→ **Short problem**: Copy down every line where the string "this" shows up.

→ **Task data**:
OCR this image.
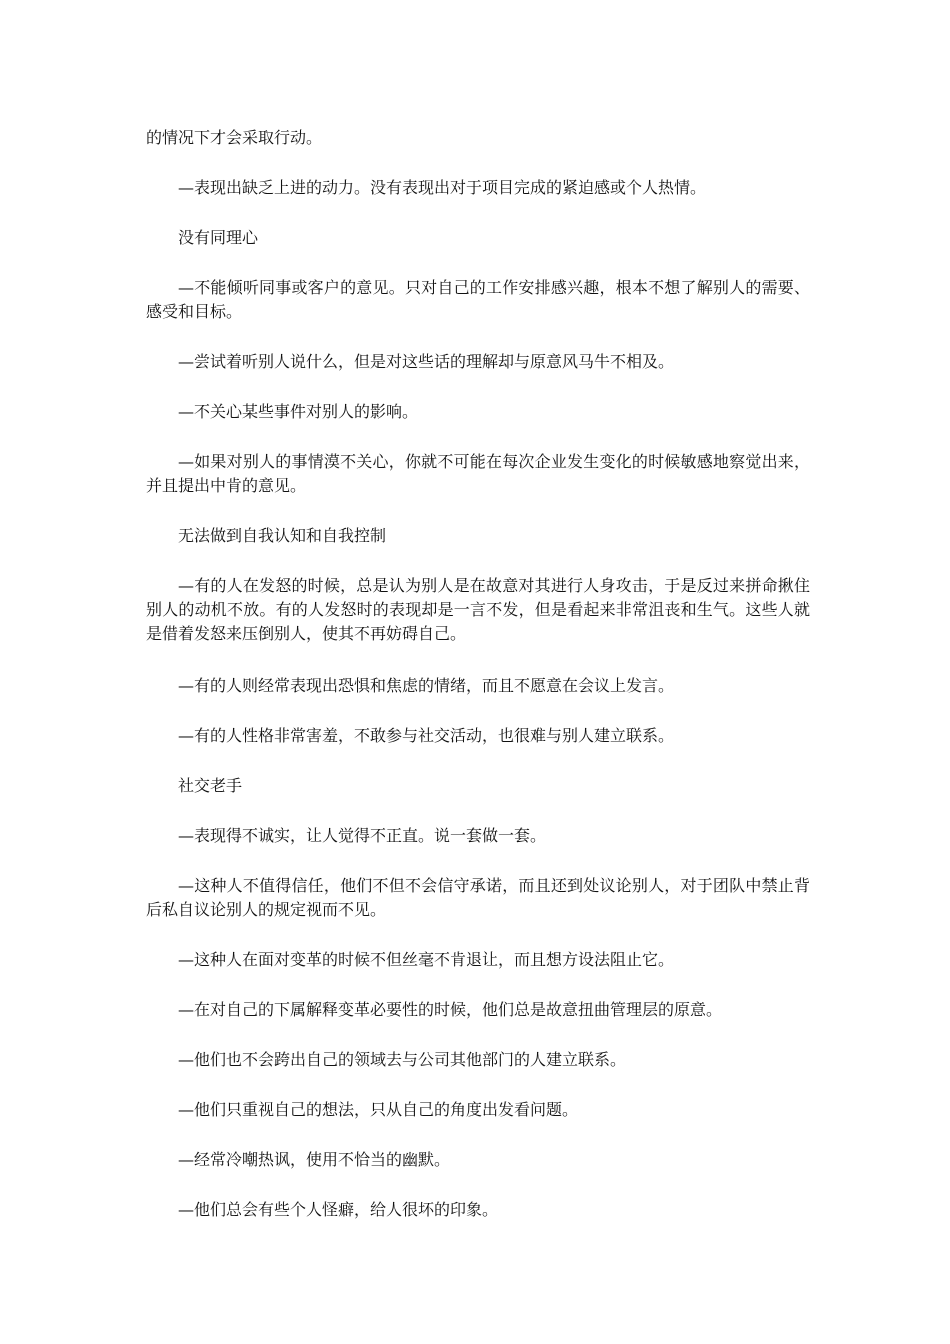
的情况下才会采取行动。

—表现出缺乏上进的动力。没有表现出对于项目完成的紧迫感或个人热情。

没有同理心

—不能倾听同事或客户的意见。只对自己的工作安排感兴趣，根本不想了解别人的需要、感受和目标。

—尝试着听别人说什么，但是对这些话的理解却与原意风马牛不相及。

—不关心某些事件对别人的影响。

—如果对别人的事情漠不关心，你就不可能在每次企业发生变化的时候敏感地察觉出来，并且提出中肯的意见。

无法做到自我认知和自我控制

—有的人在发怒的时候，总是认为别人是在故意对其进行人身攻击，于是反过来拼命揪住别人的动机不放。有的人发怒时的表现却是一言不发，但是看起来非常沮丧和生气。这些人就是借着发怒来压倒别人，使其不再妨碍自己。

—有的人则经常表现出恐惧和焦虑的情绪，而且不愿意在会议上发言。

—有的人性格非常害羞，不敢参与社交活动，也很难与别人建立联系。

社交老手

—表现得不诚实，让人觉得不正直。说一套做一套。

—这种人不值得信任，他们不但不会信守承诺，而且还到处议论别人，对于团队中禁止背后私自议论别人的规定视而不见。

—这种人在面对变革的时候不但丝毫不肯退让，而且想方设法阻止它。

—在对自己的下属解释变革必要性的时候，他们总是故意扭曲管理层的原意。

—他们也不会跨出自己的领域去与公司其他部门的人建立联系。

—他们只重视自己的想法，只从自己的角度出发看问题。

—经常冷嘲热讽，使用不恰当的幽默。

—他们总会有些个人怪癖，给人很坏的印象。
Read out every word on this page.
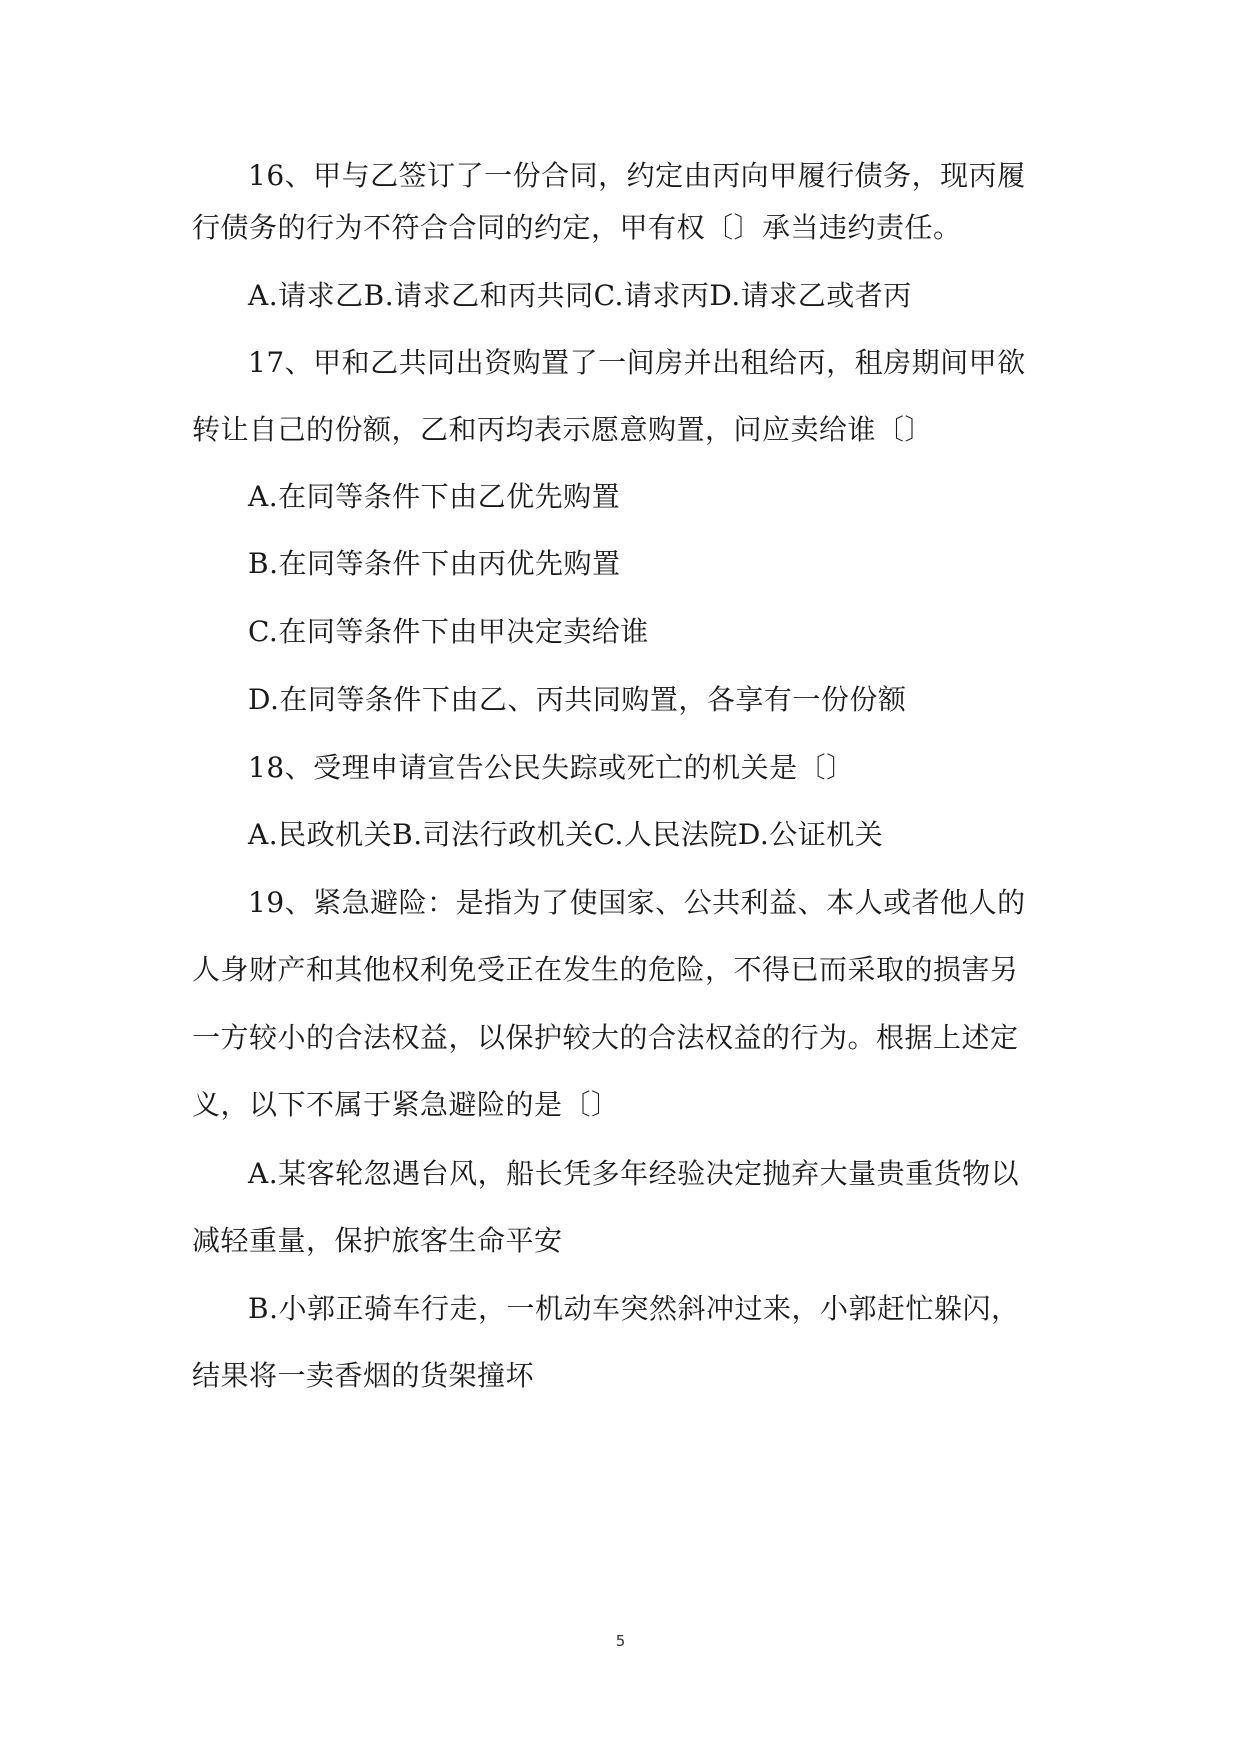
16、甲与乙签订了一份合同，约定由丙向甲履行债务，现丙履
行债务的行为不符合合同的约定，甲有权〔〕承当违约责任。
A.请求乙B.请求乙和丙共同C.请求丙D.请求乙或者丙
17、甲和乙共同出资购置了一间房并出租给丙，租房期间甲欲
转让自己的份额，乙和丙均表示愿意购置，问应卖给谁〔〕
A.在同等条件下由乙优先购置
B.在同等条件下由丙优先购置
C.在同等条件下由甲决定卖给谁
D.在同等条件下由乙、丙共同购置，各享有一份份额
18、受理申请宣告公民失踪或死亡的机关是〔〕
A.民政机关B.司法行政机关C.人民法院D.公证机关
19、紧急避险：是指为了使国家、公共利益、本人或者他人的
人身财产和其他权利免受正在发生的危险，不得已而采取的损害另
一方较小的合法权益，以保护较大的合法权益的行为。根据上述定
义，以下不属于紧急避险的是〔〕
A.某客轮忽遇台风，船长凭多年经验决定抛弃大量贵重货物以
减轻重量，保护旅客生命平安
B.小郭正骑车行走，一机动车突然斜冲过来，小郭赶忙躲闪，
结果将一卖香烟的货架撞坏
5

→ **Complete answer**:
OCR this image.
Read out every word on this page.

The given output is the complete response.